> **GOAL**
Locate each line in the records containing "pelgulinnaged". Copy it.

Extracted data entries
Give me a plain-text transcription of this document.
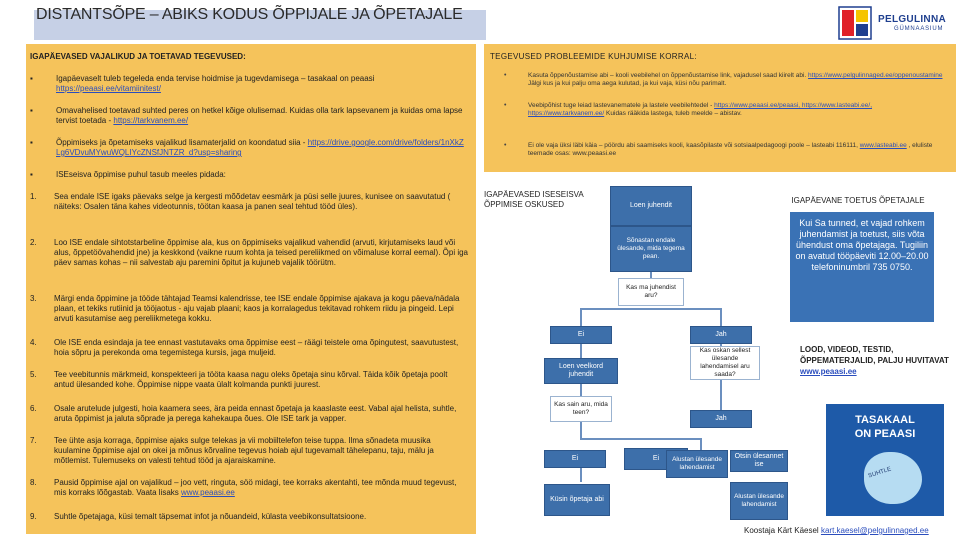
DISTANTSÕPE – ABIKS KODUS ÕPPIJALE JA ÕPETAJALE	PELGULINNA
GÜMNAASIUM
IGAPÄEVASED VAJALIKUD JA TOETAVAD TEGEVUSED:
▪	Igapäevaselt tuleb tegeleda enda tervise hoidmise ja tugevdamisega – tasakaal on peaasi https://peaasi.ee/vitamiinitest/
▪	Omavahelised toetavad suhted peres on hetkel kõige olulisemad. Kuidas olla tark lapsevanem ja kuidas oma lapse tervist toetada - https://tarkvanem.ee/
▪	Õppimiseks ja õpetamiseks vajalikud lisamaterjalid on koondatud siia - https://drive.google.com/drive/folders/1nXkZLg6VDvuMYwuWQLIYcZNSfJNTZR_d?usp=sharing
▪	ISEseisva õppimise puhul tasub meeles pidada:
1. Sea endale ISE igaks päevaks selge ja kergesti mõõdetav eesmärk ja püsi selle juures, kunisee on saavutatud ( näiteks: Osalen täna kahes videotunnis, töötan kaasa ja panen seal tehtud tööd üles).
2. Loo ISE endale sihtotstarbeline õppimise ala, kus on õppimiseks vajalikud vahendid (arvuti, kirjutamiseks laud või alus, õppetöövahendid jne) ja keskkond (vaikne ruum kohta ja teised pereliikmed on võimaluse korral eemal). Õpi iga päev samas kohas – nii salvestab aju paremini õpitut ja kujuneb vajalik töörütm.
3. Märgi enda õppimine ja tööde tähtajad Teamsi kalendrisse, tee ISE endale õppimise ajakava ja kogu päeva/nädala plaan, et tekiks rutiinid ja tööjaotus - aju vajab plaani; kaos ja korralagedus tekitavad rohkem riidu ja pingeid. Lepi arvuti kasutamise aeg pereliikmetega kokku.
4. Ole ISE enda esindaja ja tee ennast vastutavaks oma õppimise eest – räägi teistele oma õpingutest, saavutustest, hoia sõpru ja perekonda oma tegemistega kursis, jaga muljeid.
5. Tee veebitunnis märkmeid, konspekteeri ja tööta kaasa nagu oleks õpetaja sinu kõrval. Täida kõik õpetaja poolt antud ülesanded kohe. Õppimise nippe vaata ülalt kolmanda punkti juurest.
6. Osale arutelude julgesti, hoia kaamera sees, ära peida ennast õpetaja ja kaaslaste eest. Vabal ajal helista, suhtle, aruta õppimist ja jaluta sõprade ja perega kahekaupa õues. Ole ISE tark ja vapper.
7. Tee ühte asja korraga, õppimise ajaks sulge telekas ja vii mobiiltelefon teise tuppa. Ilma sõnadeta muusika kuulamine õppimise ajal on okei ja mõnus kõrvaline tegevus hoiab ajul tugevamalt tähelepanu, taju, mälu ja mõtlemist. Tulemuseks on valesti tehtud tööd ja ajaraiskamine.
8. Pausid õppimise ajal on vajalikud – joo vett, ringuta, söö midagi, tee korraks akentahti, tee mõnda muud tegevust, mis korraks lõõgastab. Vaata lisaks www.peaasi.ee
9. Suhtle õpetajaga, küsi temalt täpsemat infot ja nõuandeid, külasta veebikonsultatsioone.
TEGEVUSED PROBLEEMIDE KUHJUMISE KORRAL:
•	Kasuta õppenõustamise abi – kooli veebilehel on õppenõustamise link, vajadusel saad kiirelt abi. https://www.pelgulinnaged.ee/oppenoustamine Jälgi kus ja kui palju oma aega kulutad, ja kui vaja, küsi nõu parimalt.
•	Veebipõhist tuge leiad lastevanematele ja lastele veebilehtedel - https://www.peaasi.ee/peaasi, https://www.lasteabi.ee/, https://www.tarkvanem.ee/ Kuidas rääkida lastega, tuleb meelde – abistav.
•	Ei ole vaja üksi läbi käia – pöördu abi saamiseks kooli, kaasõpilaste või sotsiaalpedagoogi poole – lasteabi 116111, www.lasteabi.ee , eluliste teemade osas: www.peaasi.ee
IGAPÄEVASED ISESEISVA ÕPPIMISE OSKUSED	Loen juhendit
Sõnastan endale ülesande, mida tegema pean.
Kas ma juhendist aru?
Ei	Jah
Loen veelkord juhendit
Kas oskan sellest ülesande lahendamisel aru saada?
Kas sain aru, mida teen?
Jah
Ei	Ei	Alustan ülesande lahendamist
Otsin ülesannet ise
Küsin õpetaja abi	Alustan ülesande lahendamist
IGAPÄEVANE TOETUS ÕPETAJALE
Kui Sa tunned, et vajad rohkem juhendamist ja toetust, siis võta ühendust oma õpetajaga. Tugiliin on avatud tööpäeviti 12.00–20.00 telefoninumbril 735 0750.
LOOD, VIDEOD, TESTID, ÕPPEMATERJALID, PALJU HUVITAVAT www.peaasi.ee
TASAKAAL
ON PEAASI
SUHTLE
Koostaja Kärt Käesel kart.kaesel@pelgulinnaged.ee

> **WORKED ANSWER**
•	Kasuta õppenõustamise abi – kooli veebilehel on õppenõustamise link, vajadusel saad kiirelt abi. https://www.pelgulinnaged.ee/oppenoustamine Jälgi kus ja kui palju oma aega kulutad, ja kui vaja, küsi nõu parimalt.
Koostaja Kärt Käesel kart.kaesel@pelgulinnaged.ee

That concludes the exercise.